━━━ Teks Bacaan ━━━

Manusia yang berpenampilan menarik, anggun, memesona banyak orang, dan suka pamer, tapi dapat memakan apa saja, sehingga membuat kita terkejut terhadap kontradiksi antara penampilan dan cara makannya, dapat dibaratkan ikan semah. Kelemahan manusia ini mereka gampang ditaklukan, lantaran tidak jagoan, atau hanya mengandalkan daya tarik fisiknya.

Lalu, manusia yang suka menunjukkan dirinya jagoan, memakan apa saja. Kian besar kian rakus dan jagoan, serta tidak peduli dengan penampilan dirinya, dan lingkungannya, dapat diibaratkan ikan gabus atau ikan toman. Manusia seperti ini tidak membutuhkan komunitas, tapi mereka membutuhkan pengakuan bahwa mereka harus ditakuti. Manusia seperti ini sulit ditaklukan. Mereka dapat hidup meskipun lingkungannya yang didiaminya dalam kondisi sulit.

Manusia yang rakus, jagoan, dan hidup dalam kondisi apa pun, tapi tidak mau menunjukkan dirinya kepada banyak orang, dapat diibaratkan seperti ikan betok. Manusia jenis ini pun tidak peduli dengan penampilan diri maupun lingkungan tempat hidupnya.

━━━

Tugas Tertulis
Dalam teks tentang perumpamaan manusia dengan ikan, manusia yang berpenampilan menarik dan suka pamer tetapi dapat memakan apa saja diibaratkan dengan ikan apa?

━━━ Cuplikan Data ━━━

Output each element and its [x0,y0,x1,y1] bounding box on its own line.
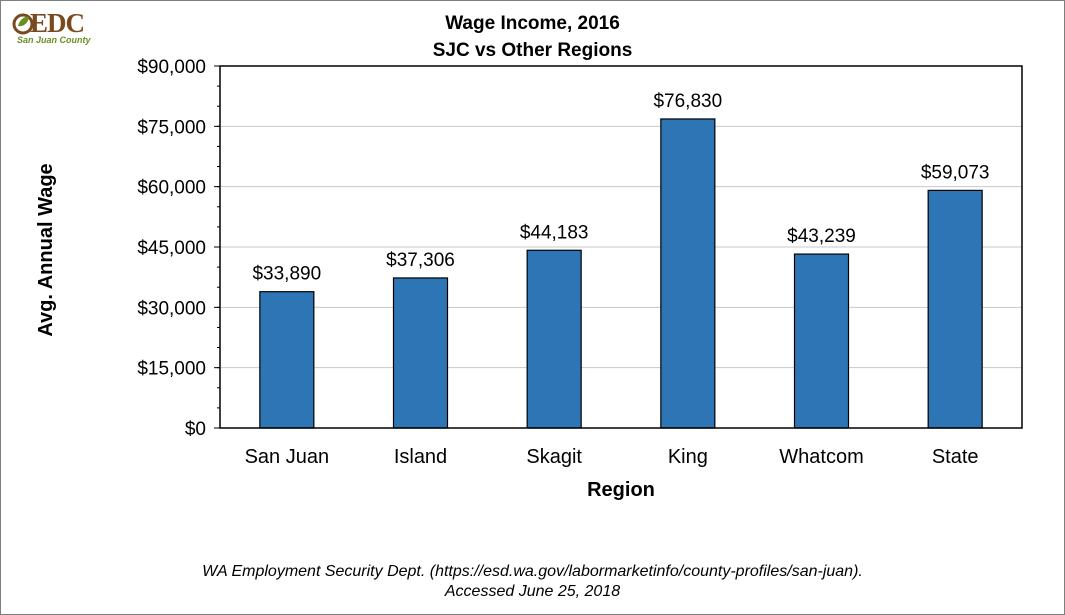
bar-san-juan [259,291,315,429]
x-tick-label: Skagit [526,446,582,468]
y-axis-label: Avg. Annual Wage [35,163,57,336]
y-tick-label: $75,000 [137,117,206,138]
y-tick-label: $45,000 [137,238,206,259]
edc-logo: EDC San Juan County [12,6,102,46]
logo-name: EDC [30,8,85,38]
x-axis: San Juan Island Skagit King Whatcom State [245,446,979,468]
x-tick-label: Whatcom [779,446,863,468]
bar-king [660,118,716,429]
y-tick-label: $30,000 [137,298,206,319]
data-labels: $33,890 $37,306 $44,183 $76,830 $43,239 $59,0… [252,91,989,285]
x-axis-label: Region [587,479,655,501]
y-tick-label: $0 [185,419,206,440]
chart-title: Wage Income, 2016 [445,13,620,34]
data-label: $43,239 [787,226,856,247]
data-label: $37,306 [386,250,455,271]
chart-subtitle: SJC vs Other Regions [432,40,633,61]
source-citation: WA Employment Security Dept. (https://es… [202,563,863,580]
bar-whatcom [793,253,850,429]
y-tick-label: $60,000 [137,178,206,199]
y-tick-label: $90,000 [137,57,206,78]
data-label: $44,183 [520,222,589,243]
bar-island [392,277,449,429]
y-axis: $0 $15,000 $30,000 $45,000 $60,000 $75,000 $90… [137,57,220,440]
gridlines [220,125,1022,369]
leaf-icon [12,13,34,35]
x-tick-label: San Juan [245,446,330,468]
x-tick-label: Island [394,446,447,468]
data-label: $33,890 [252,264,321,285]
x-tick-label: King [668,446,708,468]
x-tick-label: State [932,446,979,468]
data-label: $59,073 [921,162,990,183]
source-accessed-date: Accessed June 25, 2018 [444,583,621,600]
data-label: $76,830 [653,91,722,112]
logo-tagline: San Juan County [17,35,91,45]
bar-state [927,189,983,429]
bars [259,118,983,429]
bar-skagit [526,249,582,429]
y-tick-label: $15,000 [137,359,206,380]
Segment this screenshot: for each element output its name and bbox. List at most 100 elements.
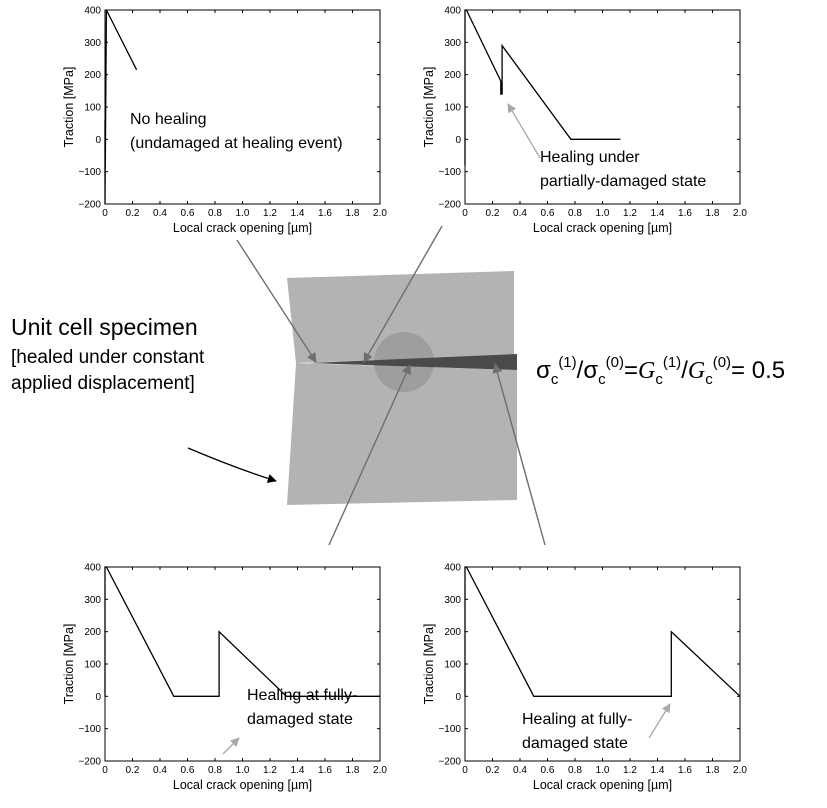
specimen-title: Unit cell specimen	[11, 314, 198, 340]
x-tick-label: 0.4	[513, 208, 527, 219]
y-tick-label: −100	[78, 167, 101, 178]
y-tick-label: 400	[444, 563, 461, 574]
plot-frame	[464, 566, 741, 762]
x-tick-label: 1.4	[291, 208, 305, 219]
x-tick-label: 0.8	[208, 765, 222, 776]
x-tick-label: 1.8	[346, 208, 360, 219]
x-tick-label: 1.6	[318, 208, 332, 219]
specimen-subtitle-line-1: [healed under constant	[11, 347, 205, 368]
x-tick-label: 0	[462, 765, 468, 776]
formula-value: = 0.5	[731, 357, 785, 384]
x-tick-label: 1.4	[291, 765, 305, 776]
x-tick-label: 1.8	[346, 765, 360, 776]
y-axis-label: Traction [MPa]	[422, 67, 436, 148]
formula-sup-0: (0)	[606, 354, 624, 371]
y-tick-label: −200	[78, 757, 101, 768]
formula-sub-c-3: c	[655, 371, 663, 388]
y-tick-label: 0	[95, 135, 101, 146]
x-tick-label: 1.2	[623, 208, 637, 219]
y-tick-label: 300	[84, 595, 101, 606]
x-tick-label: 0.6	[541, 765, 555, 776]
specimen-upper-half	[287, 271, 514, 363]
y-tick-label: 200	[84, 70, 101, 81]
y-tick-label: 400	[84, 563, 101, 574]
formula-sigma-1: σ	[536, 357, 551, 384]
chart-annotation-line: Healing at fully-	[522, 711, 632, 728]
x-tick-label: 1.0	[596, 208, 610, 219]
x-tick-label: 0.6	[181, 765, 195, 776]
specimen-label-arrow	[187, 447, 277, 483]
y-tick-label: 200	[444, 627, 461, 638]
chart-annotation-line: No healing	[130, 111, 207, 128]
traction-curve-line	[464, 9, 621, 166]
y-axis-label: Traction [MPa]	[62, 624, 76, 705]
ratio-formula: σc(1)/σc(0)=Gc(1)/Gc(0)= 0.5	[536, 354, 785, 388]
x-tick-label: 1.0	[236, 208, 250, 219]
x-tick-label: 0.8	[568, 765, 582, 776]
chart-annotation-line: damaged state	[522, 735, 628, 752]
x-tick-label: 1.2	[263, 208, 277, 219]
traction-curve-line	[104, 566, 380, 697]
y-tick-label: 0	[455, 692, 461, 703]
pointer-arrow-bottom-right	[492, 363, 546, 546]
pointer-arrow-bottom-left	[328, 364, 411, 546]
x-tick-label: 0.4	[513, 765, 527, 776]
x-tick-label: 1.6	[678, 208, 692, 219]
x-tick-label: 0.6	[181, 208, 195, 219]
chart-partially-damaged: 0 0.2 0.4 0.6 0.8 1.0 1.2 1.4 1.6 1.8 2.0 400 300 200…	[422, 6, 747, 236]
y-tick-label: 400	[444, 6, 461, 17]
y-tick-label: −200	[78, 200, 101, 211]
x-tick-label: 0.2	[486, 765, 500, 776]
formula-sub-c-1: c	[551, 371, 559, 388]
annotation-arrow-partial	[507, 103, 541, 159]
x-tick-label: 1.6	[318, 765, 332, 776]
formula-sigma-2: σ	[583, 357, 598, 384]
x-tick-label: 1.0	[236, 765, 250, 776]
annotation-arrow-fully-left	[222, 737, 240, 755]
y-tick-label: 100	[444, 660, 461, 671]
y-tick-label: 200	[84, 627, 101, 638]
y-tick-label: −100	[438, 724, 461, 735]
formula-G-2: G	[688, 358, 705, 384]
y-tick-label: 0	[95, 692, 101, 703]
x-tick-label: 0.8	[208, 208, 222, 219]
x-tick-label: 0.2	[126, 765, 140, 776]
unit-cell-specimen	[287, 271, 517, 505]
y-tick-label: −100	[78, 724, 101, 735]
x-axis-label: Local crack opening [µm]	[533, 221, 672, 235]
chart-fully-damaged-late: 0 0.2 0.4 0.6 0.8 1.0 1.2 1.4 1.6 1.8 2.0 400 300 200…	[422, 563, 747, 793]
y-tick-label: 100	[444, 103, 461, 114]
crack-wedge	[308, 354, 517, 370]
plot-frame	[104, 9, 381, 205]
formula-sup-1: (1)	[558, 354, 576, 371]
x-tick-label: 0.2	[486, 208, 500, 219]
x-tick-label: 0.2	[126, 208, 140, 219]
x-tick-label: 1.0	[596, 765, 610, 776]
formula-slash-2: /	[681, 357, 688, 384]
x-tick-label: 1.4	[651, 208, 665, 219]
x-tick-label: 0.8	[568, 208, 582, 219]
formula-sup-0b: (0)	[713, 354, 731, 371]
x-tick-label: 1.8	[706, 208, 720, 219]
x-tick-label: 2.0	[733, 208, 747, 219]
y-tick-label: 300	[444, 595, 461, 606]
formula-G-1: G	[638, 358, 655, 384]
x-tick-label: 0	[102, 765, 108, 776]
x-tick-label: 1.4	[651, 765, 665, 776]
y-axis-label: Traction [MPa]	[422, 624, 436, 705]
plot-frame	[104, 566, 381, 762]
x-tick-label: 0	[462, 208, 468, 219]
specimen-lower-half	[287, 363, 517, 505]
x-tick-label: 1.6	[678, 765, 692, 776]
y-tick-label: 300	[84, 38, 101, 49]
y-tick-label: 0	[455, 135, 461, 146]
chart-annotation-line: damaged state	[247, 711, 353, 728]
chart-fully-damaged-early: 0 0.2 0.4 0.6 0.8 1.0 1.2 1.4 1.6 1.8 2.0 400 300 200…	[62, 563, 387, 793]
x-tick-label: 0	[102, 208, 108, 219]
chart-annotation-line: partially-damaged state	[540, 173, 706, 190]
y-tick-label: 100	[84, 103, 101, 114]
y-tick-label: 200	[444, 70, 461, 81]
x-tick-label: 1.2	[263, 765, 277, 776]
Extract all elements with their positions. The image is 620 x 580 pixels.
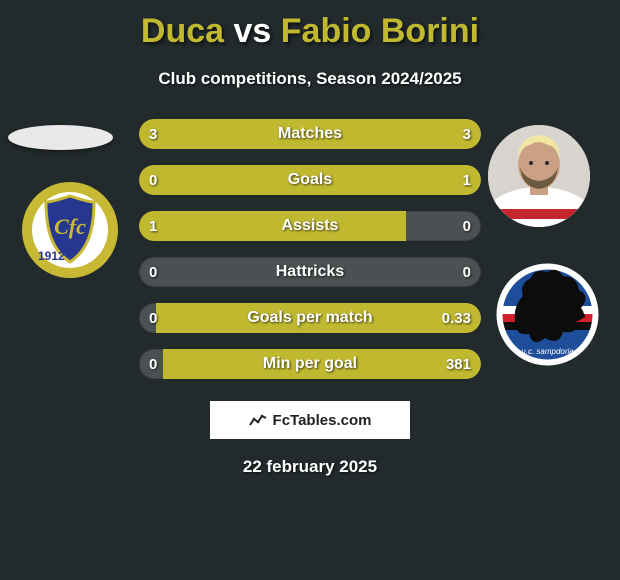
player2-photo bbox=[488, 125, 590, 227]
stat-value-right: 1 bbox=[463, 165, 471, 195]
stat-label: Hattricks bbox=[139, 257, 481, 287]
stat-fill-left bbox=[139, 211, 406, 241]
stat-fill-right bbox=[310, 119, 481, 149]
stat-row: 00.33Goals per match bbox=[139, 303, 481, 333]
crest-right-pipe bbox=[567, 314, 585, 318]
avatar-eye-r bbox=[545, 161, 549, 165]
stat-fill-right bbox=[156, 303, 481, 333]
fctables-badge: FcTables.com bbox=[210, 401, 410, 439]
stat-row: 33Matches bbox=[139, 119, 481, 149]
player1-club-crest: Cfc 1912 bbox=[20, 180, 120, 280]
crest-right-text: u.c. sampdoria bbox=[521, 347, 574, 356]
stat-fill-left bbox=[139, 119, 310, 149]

━━━

Hasil Latihan
Ikan semah.